Collected data entries
— Begin —

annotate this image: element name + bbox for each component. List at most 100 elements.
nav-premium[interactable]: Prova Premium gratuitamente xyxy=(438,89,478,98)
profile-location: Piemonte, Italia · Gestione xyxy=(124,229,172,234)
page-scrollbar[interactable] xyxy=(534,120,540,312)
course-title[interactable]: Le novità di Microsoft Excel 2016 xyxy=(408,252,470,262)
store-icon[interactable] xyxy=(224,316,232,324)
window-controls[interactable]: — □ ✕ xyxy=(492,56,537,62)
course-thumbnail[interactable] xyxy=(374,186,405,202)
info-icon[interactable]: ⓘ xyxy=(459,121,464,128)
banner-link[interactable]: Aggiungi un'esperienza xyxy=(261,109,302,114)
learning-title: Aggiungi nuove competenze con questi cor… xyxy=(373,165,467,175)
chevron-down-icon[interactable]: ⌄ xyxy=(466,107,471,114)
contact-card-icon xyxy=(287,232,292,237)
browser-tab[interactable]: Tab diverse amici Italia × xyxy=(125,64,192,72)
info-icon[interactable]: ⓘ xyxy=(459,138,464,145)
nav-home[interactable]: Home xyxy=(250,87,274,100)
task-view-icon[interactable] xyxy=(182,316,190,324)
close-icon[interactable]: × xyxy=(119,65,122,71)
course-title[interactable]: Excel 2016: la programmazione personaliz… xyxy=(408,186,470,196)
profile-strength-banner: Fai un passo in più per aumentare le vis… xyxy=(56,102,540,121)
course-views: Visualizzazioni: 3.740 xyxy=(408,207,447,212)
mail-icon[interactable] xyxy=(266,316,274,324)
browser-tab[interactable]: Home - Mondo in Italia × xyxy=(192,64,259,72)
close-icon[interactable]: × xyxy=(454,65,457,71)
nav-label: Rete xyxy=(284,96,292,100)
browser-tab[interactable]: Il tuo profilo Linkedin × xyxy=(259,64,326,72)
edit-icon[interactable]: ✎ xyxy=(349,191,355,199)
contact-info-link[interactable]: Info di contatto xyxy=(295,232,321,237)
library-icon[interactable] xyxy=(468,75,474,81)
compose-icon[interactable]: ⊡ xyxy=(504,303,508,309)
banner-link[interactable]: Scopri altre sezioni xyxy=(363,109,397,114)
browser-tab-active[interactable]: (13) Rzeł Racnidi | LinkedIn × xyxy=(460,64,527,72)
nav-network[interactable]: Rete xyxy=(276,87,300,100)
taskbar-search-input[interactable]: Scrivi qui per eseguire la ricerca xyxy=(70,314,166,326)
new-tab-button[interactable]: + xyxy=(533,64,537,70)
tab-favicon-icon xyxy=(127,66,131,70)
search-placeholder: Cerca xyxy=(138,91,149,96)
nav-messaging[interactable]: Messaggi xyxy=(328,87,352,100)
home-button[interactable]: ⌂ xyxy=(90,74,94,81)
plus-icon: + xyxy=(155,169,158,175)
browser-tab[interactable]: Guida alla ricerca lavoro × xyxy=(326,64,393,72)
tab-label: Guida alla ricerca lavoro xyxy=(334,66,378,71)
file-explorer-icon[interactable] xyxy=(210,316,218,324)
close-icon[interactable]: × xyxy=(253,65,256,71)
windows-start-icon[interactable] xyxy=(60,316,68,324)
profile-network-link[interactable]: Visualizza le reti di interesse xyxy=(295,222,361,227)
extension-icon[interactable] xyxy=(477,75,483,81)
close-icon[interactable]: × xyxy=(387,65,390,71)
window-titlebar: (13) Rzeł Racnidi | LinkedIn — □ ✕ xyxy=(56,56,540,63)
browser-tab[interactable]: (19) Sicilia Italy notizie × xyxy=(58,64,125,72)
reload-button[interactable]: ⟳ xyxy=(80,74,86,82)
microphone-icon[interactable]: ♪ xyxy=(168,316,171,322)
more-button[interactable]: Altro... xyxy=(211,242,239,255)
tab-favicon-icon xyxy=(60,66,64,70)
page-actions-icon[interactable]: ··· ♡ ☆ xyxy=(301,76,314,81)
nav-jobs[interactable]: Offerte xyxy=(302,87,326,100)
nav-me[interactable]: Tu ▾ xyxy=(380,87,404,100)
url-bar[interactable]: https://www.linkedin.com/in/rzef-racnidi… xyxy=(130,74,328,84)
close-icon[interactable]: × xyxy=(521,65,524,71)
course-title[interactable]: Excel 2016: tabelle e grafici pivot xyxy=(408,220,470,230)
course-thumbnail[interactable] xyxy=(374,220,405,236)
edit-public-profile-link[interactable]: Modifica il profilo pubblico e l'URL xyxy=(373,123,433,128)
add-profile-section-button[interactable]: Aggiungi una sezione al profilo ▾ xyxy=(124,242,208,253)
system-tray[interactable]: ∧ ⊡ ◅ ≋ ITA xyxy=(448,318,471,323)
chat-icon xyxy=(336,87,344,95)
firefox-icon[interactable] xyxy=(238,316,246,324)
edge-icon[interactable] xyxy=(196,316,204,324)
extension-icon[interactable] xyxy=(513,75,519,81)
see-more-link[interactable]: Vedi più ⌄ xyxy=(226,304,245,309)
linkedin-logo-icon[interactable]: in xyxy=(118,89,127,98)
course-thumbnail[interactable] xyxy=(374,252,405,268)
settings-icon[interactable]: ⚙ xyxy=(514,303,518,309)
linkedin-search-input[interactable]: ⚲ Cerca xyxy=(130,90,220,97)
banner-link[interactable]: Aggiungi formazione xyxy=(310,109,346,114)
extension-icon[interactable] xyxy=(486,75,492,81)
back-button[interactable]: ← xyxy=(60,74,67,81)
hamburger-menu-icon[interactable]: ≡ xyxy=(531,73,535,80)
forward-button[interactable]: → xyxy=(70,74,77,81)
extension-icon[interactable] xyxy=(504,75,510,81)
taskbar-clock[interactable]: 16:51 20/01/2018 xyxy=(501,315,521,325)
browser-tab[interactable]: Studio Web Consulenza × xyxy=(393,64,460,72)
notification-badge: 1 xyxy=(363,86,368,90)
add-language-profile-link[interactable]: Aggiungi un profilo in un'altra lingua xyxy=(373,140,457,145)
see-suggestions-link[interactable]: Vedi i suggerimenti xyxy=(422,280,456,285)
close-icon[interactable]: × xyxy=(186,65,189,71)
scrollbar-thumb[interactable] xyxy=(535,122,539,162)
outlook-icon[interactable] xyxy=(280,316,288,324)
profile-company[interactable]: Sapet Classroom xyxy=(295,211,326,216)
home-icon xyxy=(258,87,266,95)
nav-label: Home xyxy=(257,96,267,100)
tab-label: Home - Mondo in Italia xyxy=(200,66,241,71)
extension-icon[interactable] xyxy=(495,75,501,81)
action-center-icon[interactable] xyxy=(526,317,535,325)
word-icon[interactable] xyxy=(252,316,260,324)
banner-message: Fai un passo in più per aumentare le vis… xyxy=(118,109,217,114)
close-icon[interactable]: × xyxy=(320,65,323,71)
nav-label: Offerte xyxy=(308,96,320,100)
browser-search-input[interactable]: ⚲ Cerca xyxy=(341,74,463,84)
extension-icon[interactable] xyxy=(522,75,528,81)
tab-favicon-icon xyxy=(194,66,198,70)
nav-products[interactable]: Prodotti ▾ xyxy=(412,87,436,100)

— End —

* _DIRECTIVE_:
Can you write out the listing above again with every "close-icon" changed to "dismiss-icon" and nothing else altered?

* _WRITTEN ANSWER_:
annotate this image: element name + bbox for each component. List at most 100 elements.
nav-premium[interactable]: Prova Premium gratuitamente xyxy=(438,89,478,98)
profile-location: Piemonte, Italia · Gestione xyxy=(124,229,172,234)
page-scrollbar[interactable] xyxy=(534,120,540,312)
course-title[interactable]: Le novità di Microsoft Excel 2016 xyxy=(408,252,470,262)
store-icon[interactable] xyxy=(224,316,232,324)
window-controls[interactable]: — □ ✕ xyxy=(492,56,537,62)
course-thumbnail[interactable] xyxy=(374,186,405,202)
info-icon[interactable]: ⓘ xyxy=(459,121,464,128)
banner-link[interactable]: Aggiungi un'esperienza xyxy=(261,109,302,114)
learning-title: Aggiungi nuove competenze con questi cor… xyxy=(373,165,467,175)
chevron-down-icon[interactable]: ⌄ xyxy=(466,107,471,114)
contact-card-icon xyxy=(287,232,292,237)
browser-tab[interactable]: Tab diverse amici Italia × xyxy=(125,64,192,72)
info-icon[interactable]: ⓘ xyxy=(459,138,464,145)
nav-home[interactable]: Home xyxy=(250,87,274,100)
task-view-icon[interactable] xyxy=(182,316,190,324)
dismiss-icon[interactable]: × xyxy=(119,65,122,71)
course-title[interactable]: Excel 2016: la programmazione personaliz… xyxy=(408,186,470,196)
profile-strength-banner: Fai un passo in più per aumentare le vis… xyxy=(56,102,540,121)
course-views: Visualizzazioni: 3.740 xyxy=(408,207,447,212)
mail-icon[interactable] xyxy=(266,316,274,324)
browser-tab[interactable]: Home - Mondo in Italia × xyxy=(192,64,259,72)
dismiss-icon[interactable]: × xyxy=(454,65,457,71)
nav-label: Rete xyxy=(284,96,292,100)
browser-tab[interactable]: Il tuo profilo Linkedin × xyxy=(259,64,326,72)
edit-icon[interactable]: ✎ xyxy=(349,191,355,199)
contact-info-link[interactable]: Info di contatto xyxy=(295,232,321,237)
library-icon[interactable] xyxy=(468,75,474,81)
compose-icon[interactable]: ⊡ xyxy=(504,303,508,309)
banner-link[interactable]: Scopri altre sezioni xyxy=(363,109,397,114)
browser-tab-active[interactable]: (13) Rzeł Racnidi | LinkedIn × xyxy=(460,64,527,72)
nav-network[interactable]: Rete xyxy=(276,87,300,100)
taskbar-search-input[interactable]: Scrivi qui per eseguire la ricerca xyxy=(70,314,166,326)
new-tab-button[interactable]: + xyxy=(533,64,537,70)
tab-favicon-icon xyxy=(127,66,131,70)
search-placeholder: Cerca xyxy=(138,91,149,96)
nav-messaging[interactable]: Messaggi xyxy=(328,87,352,100)
home-button[interactable]: ⌂ xyxy=(90,74,94,81)
plus-icon: + xyxy=(155,169,158,175)
browser-tab[interactable]: Guida alla ricerca lavoro × xyxy=(326,64,393,72)
tab-label: Guida alla ricerca lavoro xyxy=(334,66,378,71)
file-explorer-icon[interactable] xyxy=(210,316,218,324)
dismiss-icon[interactable]: × xyxy=(253,65,256,71)
windows-start-icon[interactable] xyxy=(60,316,68,324)
profile-network-link[interactable]: Visualizza le reti di interesse xyxy=(295,222,361,227)
extension-icon[interactable] xyxy=(477,75,483,81)
dismiss-icon[interactable]: × xyxy=(387,65,390,71)
window-titlebar: (13) Rzeł Racnidi | LinkedIn — □ ✕ xyxy=(56,56,540,63)
browser-tab[interactable]: (19) Sicilia Italy notizie × xyxy=(58,64,125,72)
reload-button[interactable]: ⟳ xyxy=(80,74,86,82)
microphone-icon[interactable]: ♪ xyxy=(168,316,171,322)
more-button[interactable]: Altro... xyxy=(211,242,239,255)
tab-favicon-icon xyxy=(60,66,64,70)
page-actions-icon[interactable]: ··· ♡ ☆ xyxy=(301,76,314,81)
nav-jobs[interactable]: Offerte xyxy=(302,87,326,100)
nav-me[interactable]: Tu ▾ xyxy=(380,87,404,100)
url-bar[interactable]: https://www.linkedin.com/in/rzef-racnidi… xyxy=(130,74,328,84)
dismiss-icon[interactable]: × xyxy=(521,65,524,71)
course-title[interactable]: Excel 2016: tabelle e grafici pivot xyxy=(408,220,470,230)
course-thumbnail[interactable] xyxy=(374,220,405,236)
edit-public-profile-link[interactable]: Modifica il profilo pubblico e l'URL xyxy=(373,123,433,128)
add-profile-section-button[interactable]: Aggiungi una sezione al profilo ▾ xyxy=(124,242,208,253)
system-tray[interactable]: ∧ ⊡ ◅ ≋ ITA xyxy=(448,318,471,323)
chat-icon xyxy=(336,87,344,95)
firefox-icon[interactable] xyxy=(238,316,246,324)
edge-icon[interactable] xyxy=(196,316,204,324)
extension-icon[interactable] xyxy=(513,75,519,81)
see-more-link[interactable]: Vedi più ⌄ xyxy=(226,304,245,309)
linkedin-logo-icon[interactable]: in xyxy=(118,89,127,98)
course-thumbnail[interactable] xyxy=(374,252,405,268)
settings-icon[interactable]: ⚙ xyxy=(514,303,518,309)
linkedin-search-input[interactable]: ⚲ Cerca xyxy=(130,90,220,97)
banner-link[interactable]: Aggiungi formazione xyxy=(310,109,346,114)
extension-icon[interactable] xyxy=(486,75,492,81)
back-button[interactable]: ← xyxy=(60,74,67,81)
hamburger-menu-icon[interactable]: ≡ xyxy=(531,73,535,80)
forward-button[interactable]: → xyxy=(70,74,77,81)
extension-icon[interactable] xyxy=(504,75,510,81)
taskbar-clock[interactable]: 16:51 20/01/2018 xyxy=(501,315,521,325)
browser-tab[interactable]: Studio Web Consulenza × xyxy=(393,64,460,72)
notification-badge: 1 xyxy=(363,86,368,90)
add-language-profile-link[interactable]: Aggiungi un profilo in un'altra lingua xyxy=(373,140,457,145)
see-suggestions-link[interactable]: Vedi i suggerimenti xyxy=(422,280,456,285)
dismiss-icon[interactable]: × xyxy=(186,65,189,71)
scrollbar-thumb[interactable] xyxy=(535,122,539,162)
outlook-icon[interactable] xyxy=(280,316,288,324)
profile-company[interactable]: Sapet Classroom xyxy=(295,211,326,216)
home-icon xyxy=(258,87,266,95)
nav-label: Home xyxy=(257,96,267,100)
tab-label: Home - Mondo in Italia xyxy=(200,66,241,71)
extension-icon[interactable] xyxy=(495,75,501,81)
action-center-icon[interactable] xyxy=(526,317,535,325)
word-icon[interactable] xyxy=(252,316,260,324)
banner-message: Fai un passo in più per aumentare le vis… xyxy=(118,109,217,114)
dismiss-icon[interactable]: × xyxy=(320,65,323,71)
nav-label: Offerte xyxy=(308,96,320,100)
browser-search-input[interactable]: ⚲ Cerca xyxy=(341,74,463,84)
extension-icon[interactable] xyxy=(522,75,528,81)
tab-favicon-icon xyxy=(194,66,198,70)
nav-products[interactable]: Prodotti ▾ xyxy=(412,87,436,100)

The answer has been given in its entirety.